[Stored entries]
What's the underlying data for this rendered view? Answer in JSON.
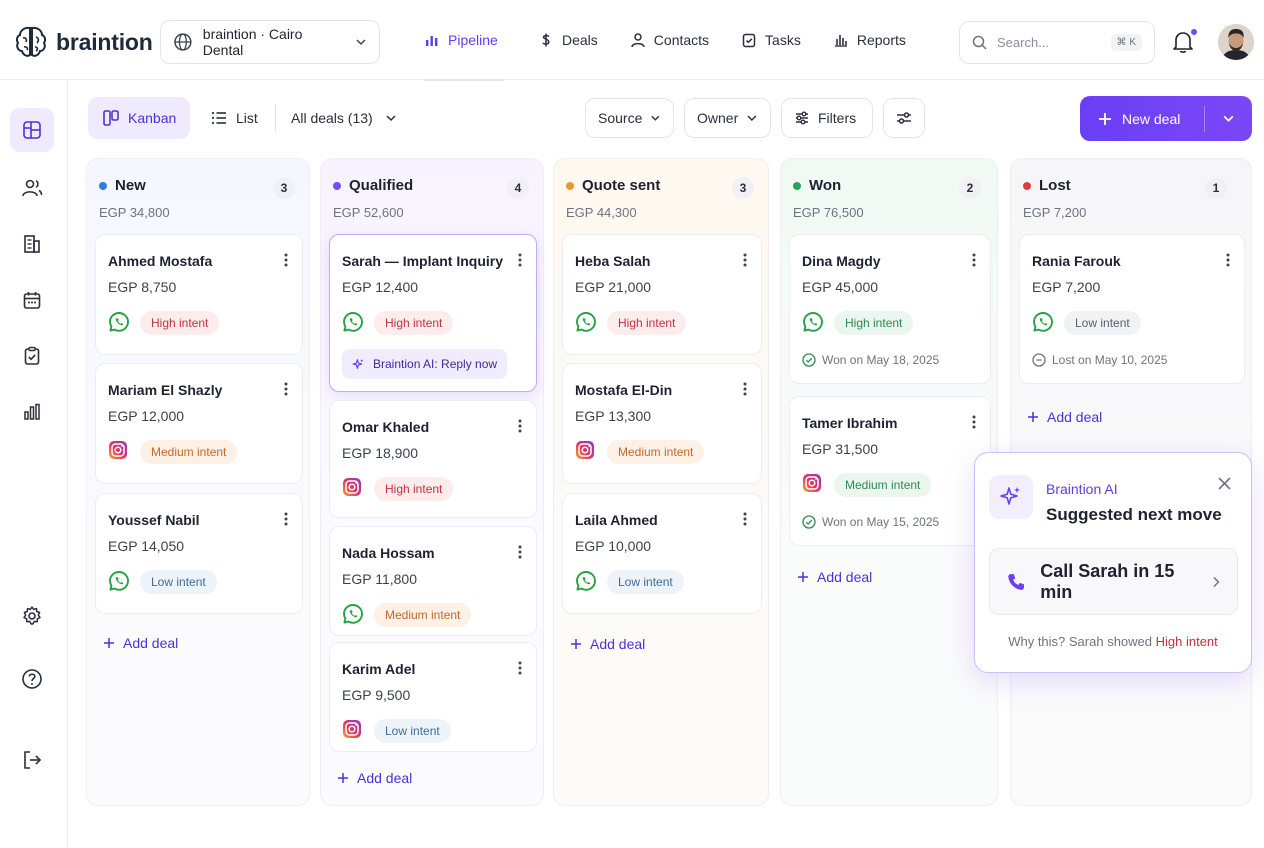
{
  "app": {
    "brand": "braintion",
    "workspace": "braintion · Cairo Dental"
  },
  "nav": [
    {
      "label": "Pipeline",
      "icon": "bar-chart-icon",
      "active": true
    },
    {
      "label": "Deals",
      "icon": "dollar-icon"
    },
    {
      "label": "Contacts",
      "icon": "user-icon"
    },
    {
      "label": "Tasks",
      "icon": "clipboard-check-icon"
    },
    {
      "label": "Reports",
      "icon": "reports-icon"
    }
  ],
  "search": {
    "placeholder": "Search...",
    "shortcut": "⌘ K"
  },
  "toolbar": {
    "kanban": "Kanban",
    "list": "List",
    "all_deals": "All deals (13)",
    "source": "Source",
    "owner": "Owner",
    "filters": "Filters",
    "new_deal": "New deal"
  },
  "columns": [
    {
      "title": "New",
      "count": "3",
      "total": "EGP 34,800",
      "color": "#2f7ee6",
      "cards": [
        {
          "name": "Ahmed Mostafa",
          "amount": "EGP 8,750",
          "channel": "whatsapp",
          "intent": "High intent"
        },
        {
          "name": "Mariam El Shazly",
          "amount": "EGP 12,000",
          "channel": "instagram",
          "intent": "Medium intent"
        },
        {
          "name": "Youssef Nabil",
          "amount": "EGP 14,050",
          "channel": "whatsapp",
          "intent": "Low intent"
        }
      ],
      "add": "Add deal"
    },
    {
      "title": "Qualified",
      "count": "4",
      "total": "EGP 52,600",
      "color": "#7a4cf6",
      "cards": [
        {
          "name": "Sarah — Implant Inquiry",
          "amount": "EGP 12,400",
          "channel": "whatsapp",
          "intent": "High intent",
          "ai": "Braintion AI: Reply now"
        },
        {
          "name": "Omar Khaled",
          "amount": "EGP 18,900",
          "channel": "instagram",
          "intent": "High intent"
        },
        {
          "name": "Nada Hossam",
          "amount": "EGP 11,800",
          "channel": "whatsapp",
          "intent": "Medium intent"
        },
        {
          "name": "Karim Adel",
          "amount": "EGP 9,500",
          "channel": "instagram",
          "intent": "Low intent"
        }
      ],
      "add": "Add deal"
    },
    {
      "title": "Quote sent",
      "count": "3",
      "total": "EGP 44,300",
      "color": "#f0962e",
      "cards": [
        {
          "name": "Heba Salah",
          "amount": "EGP 21,000",
          "channel": "whatsapp",
          "intent": "High intent"
        },
        {
          "name": "Mostafa El-Din",
          "amount": "EGP 13,300",
          "channel": "instagram",
          "intent": "Medium intent"
        },
        {
          "name": "Laila Ahmed",
          "amount": "EGP 10,000",
          "channel": "whatsapp",
          "intent": "Low intent"
        }
      ],
      "add": "Add deal"
    },
    {
      "title": "Won",
      "count": "2",
      "total": "EGP 76,500",
      "color": "#27a55a",
      "cards": [
        {
          "name": "Dina Magdy",
          "amount": "EGP 45,000",
          "channel": "whatsapp",
          "intent": "High intent",
          "status": "Won on May 18, 2025"
        },
        {
          "name": "Tamer Ibrahim",
          "amount": "EGP 31,500",
          "channel": "instagram",
          "intent": "Medium intent",
          "status": "Won on May 15, 2025"
        }
      ],
      "add": "Add deal"
    },
    {
      "title": "Lost",
      "count": "1",
      "total": "EGP 7,200",
      "color": "#e03e3e",
      "cards": [
        {
          "name": "Rania Farouk",
          "amount": "EGP 7,200",
          "channel": "whatsapp",
          "intent": "Low intent",
          "status": "Lost on May 10, 2025"
        }
      ],
      "add": "Add deal"
    }
  ],
  "ai_popup": {
    "brand": "Braintion AI",
    "headline": "Suggested next move",
    "action": "Call Sarah in 15 min",
    "why_prefix": "Why this? Sarah showed",
    "why_highlight": "High intent"
  }
}
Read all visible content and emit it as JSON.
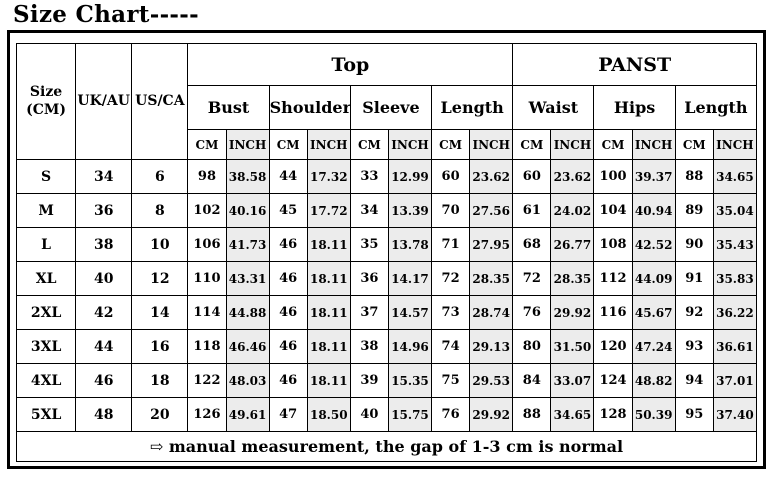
{
  "title": "Size Chart-----",
  "colors": {
    "inch_column_bg": "#ececec",
    "border": "#000000",
    "background": "#ffffff"
  },
  "table": {
    "size_header_line1": "Size",
    "size_header_line2": "(CM)",
    "uk_au_header": "UK/AU",
    "us_ca_header": "US/CA",
    "top_group_label": "Top",
    "panst_group_label": "PANST",
    "measure_headers": [
      "Bust",
      "Shoulder",
      "Sleeve",
      "Length",
      "Waist",
      "Hips",
      "Length"
    ],
    "unit_cm": "CM",
    "unit_inch": "INCH",
    "rows": [
      {
        "size": "S",
        "uk_au": "34",
        "us_ca": "6",
        "values": [
          "98",
          "38.58",
          "44",
          "17.32",
          "33",
          "12.99",
          "60",
          "23.62",
          "60",
          "23.62",
          "100",
          "39.37",
          "88",
          "34.65"
        ]
      },
      {
        "size": "M",
        "uk_au": "36",
        "us_ca": "8",
        "values": [
          "102",
          "40.16",
          "45",
          "17.72",
          "34",
          "13.39",
          "70",
          "27.56",
          "61",
          "24.02",
          "104",
          "40.94",
          "89",
          "35.04"
        ]
      },
      {
        "size": "L",
        "uk_au": "38",
        "us_ca": "10",
        "values": [
          "106",
          "41.73",
          "46",
          "18.11",
          "35",
          "13.78",
          "71",
          "27.95",
          "68",
          "26.77",
          "108",
          "42.52",
          "90",
          "35.43"
        ]
      },
      {
        "size": "XL",
        "uk_au": "40",
        "us_ca": "12",
        "values": [
          "110",
          "43.31",
          "46",
          "18.11",
          "36",
          "14.17",
          "72",
          "28.35",
          "72",
          "28.35",
          "112",
          "44.09",
          "91",
          "35.83"
        ]
      },
      {
        "size": "2XL",
        "uk_au": "42",
        "us_ca": "14",
        "values": [
          "114",
          "44.88",
          "46",
          "18.11",
          "37",
          "14.57",
          "73",
          "28.74",
          "76",
          "29.92",
          "116",
          "45.67",
          "92",
          "36.22"
        ]
      },
      {
        "size": "3XL",
        "uk_au": "44",
        "us_ca": "16",
        "values": [
          "118",
          "46.46",
          "46",
          "18.11",
          "38",
          "14.96",
          "74",
          "29.13",
          "80",
          "31.50",
          "120",
          "47.24",
          "93",
          "36.61"
        ]
      },
      {
        "size": "4XL",
        "uk_au": "46",
        "us_ca": "18",
        "values": [
          "122",
          "48.03",
          "46",
          "18.11",
          "39",
          "15.35",
          "75",
          "29.53",
          "84",
          "33.07",
          "124",
          "48.82",
          "94",
          "37.01"
        ]
      },
      {
        "size": "5XL",
        "uk_au": "48",
        "us_ca": "20",
        "values": [
          "126",
          "49.61",
          "47",
          "18.50",
          "40",
          "15.75",
          "76",
          "29.92",
          "88",
          "34.65",
          "128",
          "50.39",
          "95",
          "37.40"
        ]
      }
    ],
    "footnote": "⇨ manual measurement, the gap of 1-3 cm is normal"
  }
}
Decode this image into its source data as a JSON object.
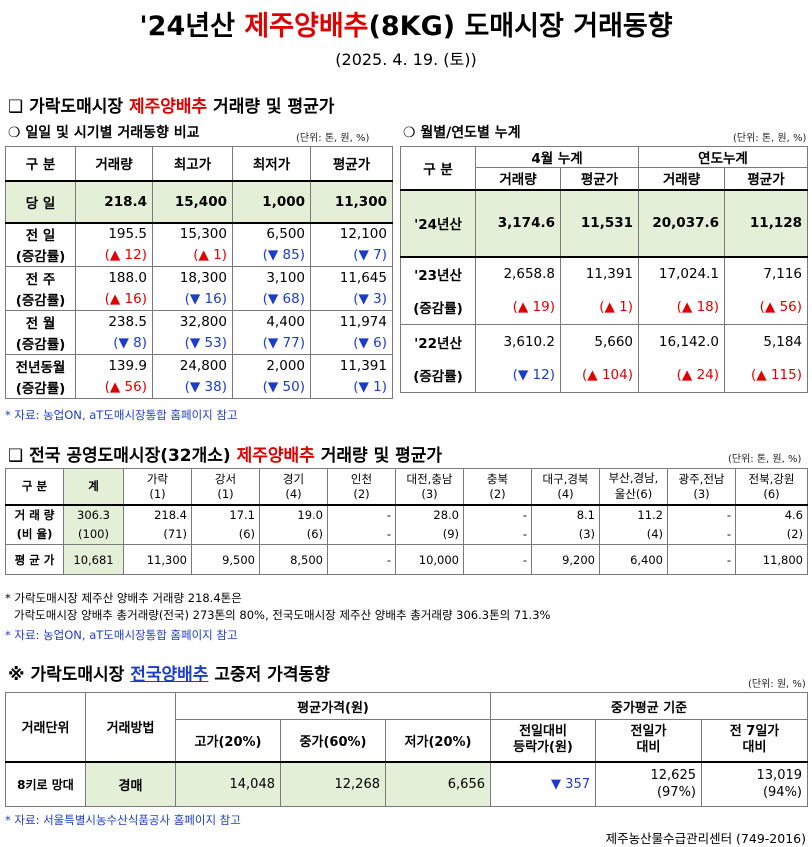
{
  "title": {
    "pre": "'24년산 ",
    "highlight": "제주양배추",
    "post": "(8KG) 도매시장 거래동향"
  },
  "date": "(2025. 4. 19. (토))",
  "section1": {
    "bullet": "❑",
    "pre": "가락도매시장 ",
    "highlight": "제주양배추",
    "post": " 거래량 및 평균가",
    "left": {
      "subtitle": "❍ 일일 및 시기별 거래동향 비교",
      "unit": "(단위: 톤, 원, %)",
      "headers": [
        "구 분",
        "거래량",
        "최고가",
        "최저가",
        "평균가"
      ],
      "today": {
        "label": "당 일",
        "values": [
          "218.4",
          "15,400",
          "1,000",
          "11,300"
        ]
      },
      "groups": [
        {
          "label": "전 일",
          "values": [
            "195.5",
            "15,300",
            "6,500",
            "12,100"
          ],
          "clabel": "(증감률)",
          "changes": [
            "(▲ 12)",
            "(▲ 1)",
            "(▼ 85)",
            "(▼ 7)"
          ]
        },
        {
          "label": "전 주",
          "values": [
            "188.0",
            "18,300",
            "3,100",
            "11,645"
          ],
          "clabel": "(증감률)",
          "changes": [
            "(▲ 16)",
            "(▼ 16)",
            "(▼ 68)",
            "(▼ 3)"
          ]
        },
        {
          "label": "전 월",
          "values": [
            "238.5",
            "32,800",
            "4,400",
            "11,974"
          ],
          "clabel": "(증감률)",
          "changes": [
            "(▼ 8)",
            "(▼ 53)",
            "(▼ 77)",
            "(▼ 6)"
          ]
        },
        {
          "label": "전년동월",
          "values": [
            "139.9",
            "24,800",
            "2,000",
            "11,391"
          ],
          "clabel": "(증감률)",
          "changes": [
            "(▲ 56)",
            "(▼ 38)",
            "(▼ 50)",
            "(▼ 1)"
          ]
        }
      ]
    },
    "right": {
      "subtitle": "❍ 월별/연도별 누계",
      "unit": "(단위: 톤, 원, %)",
      "h_label": "구 분",
      "h_april": "4월 누계",
      "h_year": "연도누계",
      "h_sub": [
        "거래량",
        "평균가",
        "거래량",
        "평균가"
      ],
      "current": {
        "label": "'24년산",
        "values": [
          "3,174.6",
          "11,531",
          "20,037.6",
          "11,128"
        ]
      },
      "groups": [
        {
          "label": "'23년산",
          "values": [
            "2,658.8",
            "11,391",
            "17,024.1",
            "7,116"
          ],
          "clabel": "(증감률)",
          "changes": [
            "(▲ 19)",
            "(▲ 1)",
            "(▲ 18)",
            "(▲ 56)"
          ]
        },
        {
          "label": "'22년산",
          "values": [
            "3,610.2",
            "5,660",
            "16,142.0",
            "5,184"
          ],
          "clabel": "(증감률)",
          "changes": [
            "(▼ 12)",
            "(▲ 104)",
            "(▲ 24)",
            "(▲ 115)"
          ]
        }
      ]
    },
    "source": "* 자료: 농업ON, aT도매시장통합 홈페이지 참고"
  },
  "section2": {
    "bullet": "❑",
    "pre": "전국 공영도매시장(32개소) ",
    "highlight": "제주양배추",
    "post": " 거래량 및 평균가",
    "unit": "(단위: 톤, 원, %)",
    "headers": [
      {
        "l1": "구 분",
        "l2": ""
      },
      {
        "l1": "계",
        "l2": ""
      },
      {
        "l1": "가락",
        "l2": "(1)"
      },
      {
        "l1": "강서",
        "l2": "(1)"
      },
      {
        "l1": "경기",
        "l2": "(4)"
      },
      {
        "l1": "인천",
        "l2": "(2)"
      },
      {
        "l1": "대전,충남",
        "l2": "(3)"
      },
      {
        "l1": "충북",
        "l2": "(2)"
      },
      {
        "l1": "대구,경북",
        "l2": "(4)"
      },
      {
        "l1": "부산,경남,",
        "l2": "울산(6)"
      },
      {
        "l1": "광주,전남",
        "l2": "(3)"
      },
      {
        "l1": "전북,강원",
        "l2": "(6)"
      }
    ],
    "rows": [
      {
        "label": "거 래 량",
        "values": [
          "306.3",
          "218.4",
          "17.1",
          "19.0",
          "-",
          "28.0",
          "-",
          "8.1",
          "11.2",
          "-",
          "4.6"
        ]
      },
      {
        "label": "(비 율)",
        "values": [
          "(100)",
          "(71)",
          "(6)",
          "(6)",
          "-",
          "(9)",
          "-",
          "(3)",
          "(4)",
          "-",
          "(2)"
        ]
      },
      {
        "label": "평 균 가",
        "values": [
          "10,681",
          "11,300",
          "9,500",
          "8,500",
          "-",
          "10,000",
          "-",
          "9,200",
          "6,400",
          "-",
          "11,800"
        ]
      }
    ],
    "note1": "* 가락도매시장 제주산 양배추 거래량 218.4톤은",
    "note2": "가락도매시장 양배추 총거래량(전국) 273톤의 80%, 전국도매시장 제주산 양배추 총거래량 306.3톤의 71.3%",
    "source": "* 자료: 농업ON, aT도매시장통합 홈페이지 참고"
  },
  "section3": {
    "mark": "※",
    "pre": "가락도매시장 ",
    "highlight": "전국양배추",
    "post": " 고중저 가격동향",
    "unit": "(단위: 원, %)",
    "h_unit": "거래단위",
    "h_method": "거래방법",
    "h_avg": "평균가격(원)",
    "h_mid": "중가평균 기준",
    "h_high": "고가(20%)",
    "h_middle": "중가(60%)",
    "h_low": "저가(20%)",
    "h_prev_day_diff": "전일대비\n등락가(원)",
    "h_prev_day": "전일가\n대비",
    "h_prev_7": "전 7일가\n대비",
    "row": {
      "unit": "8키로 망대",
      "method": "경매",
      "high": "14,048",
      "middle": "12,268",
      "low": "6,656",
      "diff": "▼ 357",
      "prev_day": "12,625",
      "prev_day_pct": "(97%)",
      "prev_7": "13,019",
      "prev_7_pct": "(94%)"
    },
    "source": "* 자료: 서울특별시농수산식품공사 홈페이지 참고"
  },
  "footer": "제주농산물수급관리센터 (749-2016)"
}
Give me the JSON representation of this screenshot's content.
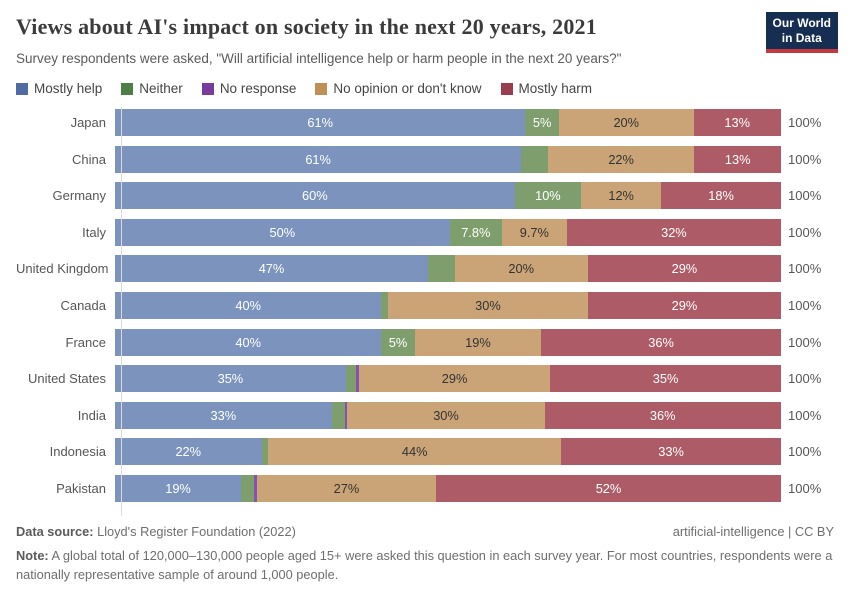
{
  "header": {
    "title": "Views about AI's impact on society in the next 20 years, 2021",
    "subtitle": "Survey respondents were asked, \"Will artificial intelligence help or harm people in the next 20 years?\"",
    "logo": {
      "line1": "Our World",
      "line2": "in Data",
      "bg_color": "#152e51",
      "accent_color": "#c4393f"
    }
  },
  "legend": {
    "items": [
      {
        "label": "Mostly help",
        "color": "#4f6da3"
      },
      {
        "label": "Neither",
        "color": "#4e8045"
      },
      {
        "label": "No response",
        "color": "#7a3b9e"
      },
      {
        "label": "No opinion or don't know",
        "color": "#bf8f55"
      },
      {
        "label": "Mostly harm",
        "color": "#9a3e4e"
      }
    ]
  },
  "chart_data": {
    "type": "bar",
    "stacked": true,
    "orientation": "horizontal",
    "unit": "%",
    "xlim": [
      0,
      100
    ],
    "categories": [
      "Mostly help",
      "Neither",
      "No response",
      "No opinion or don't know",
      "Mostly harm"
    ],
    "bar_colors": [
      "#7b93bd",
      "#7f9e6d",
      "#8553ae",
      "#caa477",
      "#ae5b68"
    ],
    "bar_text_colors": [
      "#ffffff",
      "#ffffff",
      "#ffffff",
      "#333333",
      "#ffffff"
    ],
    "total_label": "100%",
    "rows": [
      {
        "country": "Japan",
        "values": [
          61,
          5,
          0,
          20,
          13
        ],
        "labels": [
          "61%",
          "5%",
          "",
          "20%",
          "13%"
        ]
      },
      {
        "country": "China",
        "values": [
          61,
          4,
          0,
          22,
          13
        ],
        "labels": [
          "61%",
          "",
          "",
          "22%",
          "13%"
        ]
      },
      {
        "country": "Germany",
        "values": [
          60,
          10,
          0,
          12,
          18
        ],
        "labels": [
          "60%",
          "10%",
          "",
          "12%",
          "18%"
        ]
      },
      {
        "country": "Italy",
        "values": [
          50,
          7.8,
          0,
          9.7,
          32
        ],
        "labels": [
          "50%",
          "7.8%",
          "",
          "9.7%",
          "32%"
        ]
      },
      {
        "country": "United Kingdom",
        "values": [
          47,
          4,
          0,
          20,
          29
        ],
        "labels": [
          "47%",
          "",
          "",
          "20%",
          "29%"
        ]
      },
      {
        "country": "Canada",
        "values": [
          40,
          1,
          0,
          30,
          29
        ],
        "labels": [
          "40%",
          "",
          "",
          "30%",
          "29%"
        ]
      },
      {
        "country": "France",
        "values": [
          40,
          5,
          0,
          19,
          36
        ],
        "labels": [
          "40%",
          "5%",
          "",
          "19%",
          "36%"
        ]
      },
      {
        "country": "United States",
        "values": [
          35,
          1.5,
          0.5,
          29,
          35
        ],
        "labels": [
          "35%",
          "",
          "",
          "29%",
          "35%"
        ]
      },
      {
        "country": "India",
        "values": [
          33,
          2,
          0.4,
          30,
          36
        ],
        "labels": [
          "33%",
          "",
          "",
          "30%",
          "36%"
        ]
      },
      {
        "country": "Indonesia",
        "values": [
          22,
          1,
          0,
          44,
          33
        ],
        "labels": [
          "22%",
          "",
          "",
          "44%",
          "33%"
        ]
      },
      {
        "country": "Pakistan",
        "values": [
          19,
          2,
          0.4,
          27,
          52
        ],
        "labels": [
          "19%",
          "",
          "",
          "27%",
          "52%"
        ]
      }
    ]
  },
  "footer": {
    "source_label": "Data source:",
    "source_value": " Lloyd's Register Foundation (2022)",
    "rights": "artificial-intelligence | CC BY",
    "note_label": "Note:",
    "note_value": " A global total of 120,000–130,000 people aged 15+ were asked this question in each survey year. For most countries, respondents were a nationally representative sample of around 1,000 people."
  }
}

- _DIRECTIVE_
Show every line where the string "respondents" appears.

- _PROBLEM SOLUTION_
    "subtitle": "Survey respondents were asked, \"Will artificial intelligence help or harm people in the next 20 years?\"",
    "note_value": " A global total of 120,000–130,000 people aged 15+ were asked this question in each survey year. For most countries, respondents were a nationally representative sample of around 1,000 people."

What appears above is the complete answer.